• **Given exercise**:
Check every line of the entries for "Alba", and copy the lines that hold it.

[Stored data entries]
= = = = =
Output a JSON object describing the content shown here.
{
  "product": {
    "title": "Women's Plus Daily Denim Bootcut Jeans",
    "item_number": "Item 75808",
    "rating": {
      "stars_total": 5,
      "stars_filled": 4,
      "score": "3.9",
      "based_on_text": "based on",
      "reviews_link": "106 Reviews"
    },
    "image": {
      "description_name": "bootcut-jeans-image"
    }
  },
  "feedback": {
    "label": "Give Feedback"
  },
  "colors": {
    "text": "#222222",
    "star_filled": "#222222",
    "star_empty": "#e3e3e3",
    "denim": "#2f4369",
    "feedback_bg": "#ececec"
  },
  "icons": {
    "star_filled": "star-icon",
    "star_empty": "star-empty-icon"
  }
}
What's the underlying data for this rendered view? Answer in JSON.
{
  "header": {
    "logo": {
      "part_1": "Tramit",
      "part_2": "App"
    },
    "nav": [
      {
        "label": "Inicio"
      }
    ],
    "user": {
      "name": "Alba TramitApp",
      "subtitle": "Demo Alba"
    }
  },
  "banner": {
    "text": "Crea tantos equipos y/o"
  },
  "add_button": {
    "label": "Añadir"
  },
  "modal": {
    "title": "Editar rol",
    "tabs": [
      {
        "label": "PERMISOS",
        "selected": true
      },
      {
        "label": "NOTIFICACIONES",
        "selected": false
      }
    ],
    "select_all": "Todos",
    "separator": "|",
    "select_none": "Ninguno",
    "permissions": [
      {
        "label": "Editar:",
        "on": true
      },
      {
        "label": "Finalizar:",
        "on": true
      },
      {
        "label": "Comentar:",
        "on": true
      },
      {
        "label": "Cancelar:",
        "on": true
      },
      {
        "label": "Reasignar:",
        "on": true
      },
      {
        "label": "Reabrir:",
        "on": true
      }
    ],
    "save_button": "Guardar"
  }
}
= = = = =
• **Response to the task**:
      "name": "Alba TramitApp",
      "subtitle": "Demo Alba"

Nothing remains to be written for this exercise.